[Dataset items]
_ _ _
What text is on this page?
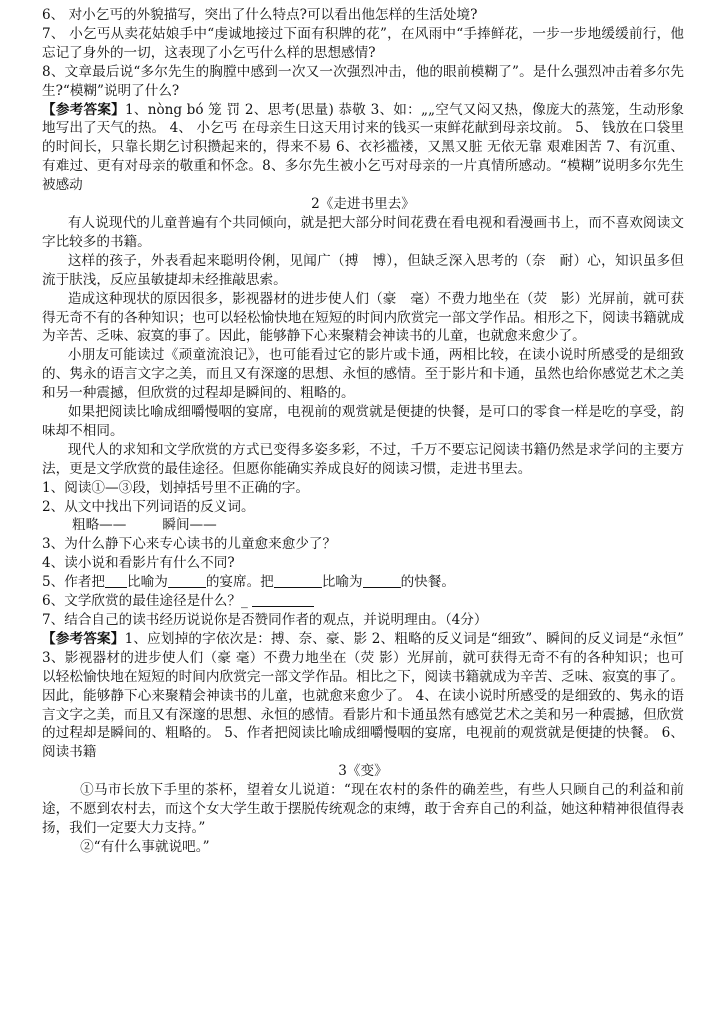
6、 对小乞丐的外貌描写，突出了什么特点?可以看出他怎样的生活处境?

7、 小乞丐从卖花姑娘手中“虔诚地接过下面有积牌的花”，在风雨中“手捧鲜花，一步一步地缓缓前行，他忘记了身外的一切，这表现了小乞丐什么样的思想感情?

8、文章最后说“多尔先生的胸膛中感到一次又一次强烈冲击，他的眼前模糊了”。是什么强烈冲击着多尔先生?“模糊”说明了什么?

【参考答案】1、nòng bó 笼 罚 2、思考(思量) 恭敬 3、如：„„空气又闷又热，像庞大的蒸笼，生动形象地写出了天气的热。 4、 小乞丐 在母亲生日这天用讨来的钱买一束鲜花献到母亲坟前。 5、 钱放在口袋里的时间长，只靠长期乞讨积攒起来的，得来不易 6、衣衫褴褛，又黑又脏 无依无靠 艰难困苦 7、有沉重、有难过、更有对母亲的敬重和怀念。8、多尔先生被小乞丐对母亲的一片真情所感动。“模糊”说明多尔先生被感动

2《走进书里去》

有人说现代的儿童普遍有个共同倾向，就是把大部分时间花费在看电视和看漫画书上，而不喜欢阅读文字比较多的书籍。

这样的孩子，外表看起来聪明伶俐，见闻广（搏　博），但缺乏深入思考的（奈　耐）心，知识虽多但流于肤浅，反应虽敏捷却未经推敲思索。

造成这种现状的原因很多，影视器材的进步使人们（豪　毫）不费力地坐在（荧　影）光屏前，就可获得无奇不有的各种知识；也可以轻松愉快地在短短的时间内欣赏完一部文学作品。相形之下，阅读书籍就成为辛苦、乏味、寂寞的事了。因此，能够静下心来聚精会神读书的儿童，也就愈来愈少了。

小朋友可能读过《顽童流浪记》，也可能看过它的影片或卡通，两相比较，在读小说时所感受的是细致的、隽永的语言文字之美，而且又有深邃的思想、永恒的感情。至于影片和卡通，虽然也给你感觉艺术之美和另一种震撼，但欣赏的过程却是瞬间的、粗略的。

如果把阅读比喻成细嚼慢咽的宴席，电视前的观赏就是便捷的快餐，是可口的零食一样是吃的享受，韵味却不相同。

现代人的求知和文学欣赏的方式已变得多姿多彩，不过，千万不要忘记阅读书籍仍然是求学问的主要方法，更是文学欣赏的最佳途径。但愿你能确实养成良好的阅读习惯，走进书里去。

1、阅读①—③段，划掉括号里不正确的字。

2、从文中找出下列词语的反义词。

粗略——	瞬间——

3、为什么静下心来专心读书的儿童愈来愈少了？

4、读小说和看影片有什么不同?

5、作者把 比喻为	的宴席。把	比喻为	的快餐。

6、文学欣赏的最佳途径是什么？_

7、结合自己的读书经历说说你是否赞同作者的观点，并说明理由。（4分）

【参考答案】1、应划掉的字依次是：搏、奈、豪、影 2、粗略的反义词是“细致”、瞬间的反义词是“永恒” 3、影视器材的进步使人们（豪 毫）不费力地坐在（荧 影）光屏前，就可获得无奇不有的各种知识；也可以轻松愉快地在短短的时间内欣赏完一部文学作品。相比之下，阅读书籍就成为辛苦、乏味、寂寞的事了。因此，能够静下心来聚精会神读书的儿童，也就愈来愈少了。 4、在读小说时所感受的是细致的、隽永的语言文字之美，而且又有深邃的思想、永恒的感情。看影片和卡通虽然有感觉艺术之美和另一种震撼，但欣赏的过程却是瞬间的、粗略的。 5、作者把阅读比喻成细嚼慢咽的宴席，电视前的观赏就是便捷的快餐。 6、阅读书籍

3《变》

①马市长放下手里的茶杯，望着女儿说道：“现在农村的条件的确差些，有些人只顾自己的利益和前途，不愿到农村去，而这个女大学生敢于摆脱传统观念的束缚，敢于舍弃自己的利益，她这种精神很值得表扬，我们一定要大力支持。”

②“有什么事就说吧。”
_ _ _
> _INSTRUCTION_
Omitting all images, print the listing exactly.

> _REPLY TO THE TASK_
What text is on this page?
6、 对小乞丐的外貌描写，突出了什么特点?可以看出他怎样的生活处境?

7、 小乞丐从卖花姑娘手中“虔诚地接过下面有积牌的花”，在风雨中“手捧鲜花，一步一步地缓缓前行，他忘记了身外的一切，这表现了小乞丐什么样的思想感情?

8、文章最后说“多尔先生的胸膛中感到一次又一次强烈冲击，他的眼前模糊了”。是什么强烈冲击着多尔先生?“模糊”说明了什么?

【参考答案】1、nòng bó 笼 罚 2、思考(思量) 恭敬 3、如：„„空气又闷又热，像庞大的蒸笼，生动形象地写出了天气的热。 4、 小乞丐 在母亲生日这天用讨来的钱买一束鲜花献到母亲坟前。 5、 钱放在口袋里的时间长，只靠长期乞讨积攒起来的，得来不易 6、衣衫褴褛，又黑又脏 无依无靠 艰难困苦 7、有沉重、有难过、更有对母亲的敬重和怀念。8、多尔先生被小乞丐对母亲的一片真情所感动。“模糊”说明多尔先生被感动

2《走进书里去》

有人说现代的儿童普遍有个共同倾向，就是把大部分时间花费在看电视和看漫画书上，而不喜欢阅读文字比较多的书籍。

这样的孩子，外表看起来聪明伶俐，见闻广（搏　博），但缺乏深入思考的（奈　耐）心，知识虽多但流于肤浅，反应虽敏捷却未经推敲思索。

造成这种现状的原因很多，影视器材的进步使人们（豪　毫）不费力地坐在（荧　影）光屏前，就可获得无奇不有的各种知识；也可以轻松愉快地在短短的时间内欣赏完一部文学作品。相形之下，阅读书籍就成为辛苦、乏味、寂寞的事了。因此，能够静下心来聚精会神读书的儿童，也就愈来愈少了。

小朋友可能读过《顽童流浪记》，也可能看过它的影片或卡通，两相比较，在读小说时所感受的是细致的、隽永的语言文字之美，而且又有深邃的思想、永恒的感情。至于影片和卡通，虽然也给你感觉艺术之美和另一种震撼，但欣赏的过程却是瞬间的、粗略的。

如果把阅读比喻成细嚼慢咽的宴席，电视前的观赏就是便捷的快餐，是可口的零食一样是吃的享受，韵味却不相同。

现代人的求知和文学欣赏的方式已变得多姿多彩，不过，千万不要忘记阅读书籍仍然是求学问的主要方法，更是文学欣赏的最佳途径。但愿你能确实养成良好的阅读习惯，走进书里去。

1、阅读①—③段，划掉括号里不正确的字。

2、从文中找出下列词语的反义词。

粗略——	瞬间——

3、为什么静下心来专心读书的儿童愈来愈少了？

4、读小说和看影片有什么不同?

5、作者把 比喻为	的宴席。把	比喻为	的快餐。

6、文学欣赏的最佳途径是什么？_

7、结合自己的读书经历说说你是否赞同作者的观点，并说明理由。（4分）

【参考答案】1、应划掉的字依次是：搏、奈、豪、影 2、粗略的反义词是“细致”、瞬间的反义词是“永恒” 3、影视器材的进步使人们（豪 毫）不费力地坐在（荧 影）光屏前，就可获得无奇不有的各种知识；也可以轻松愉快地在短短的时间内欣赏完一部文学作品。相比之下，阅读书籍就成为辛苦、乏味、寂寞的事了。因此，能够静下心来聚精会神读书的儿童，也就愈来愈少了。 4、在读小说时所感受的是细致的、隽永的语言文字之美，而且又有深邃的思想、永恒的感情。看影片和卡通虽然有感觉艺术之美和另一种震撼，但欣赏的过程却是瞬间的、粗略的。 5、作者把阅读比喻成细嚼慢咽的宴席，电视前的观赏就是便捷的快餐。 6、阅读书籍

3《变》

①马市长放下手里的茶杯，望着女儿说道：“现在农村的条件的确差些，有些人只顾自己的利益和前途，不愿到农村去，而这个女大学生敢于摆脱传统观念的束缚，敢于舍弃自己的利益，她这种精神很值得表扬，我们一定要大力支持。”

②“有什么事就说吧。”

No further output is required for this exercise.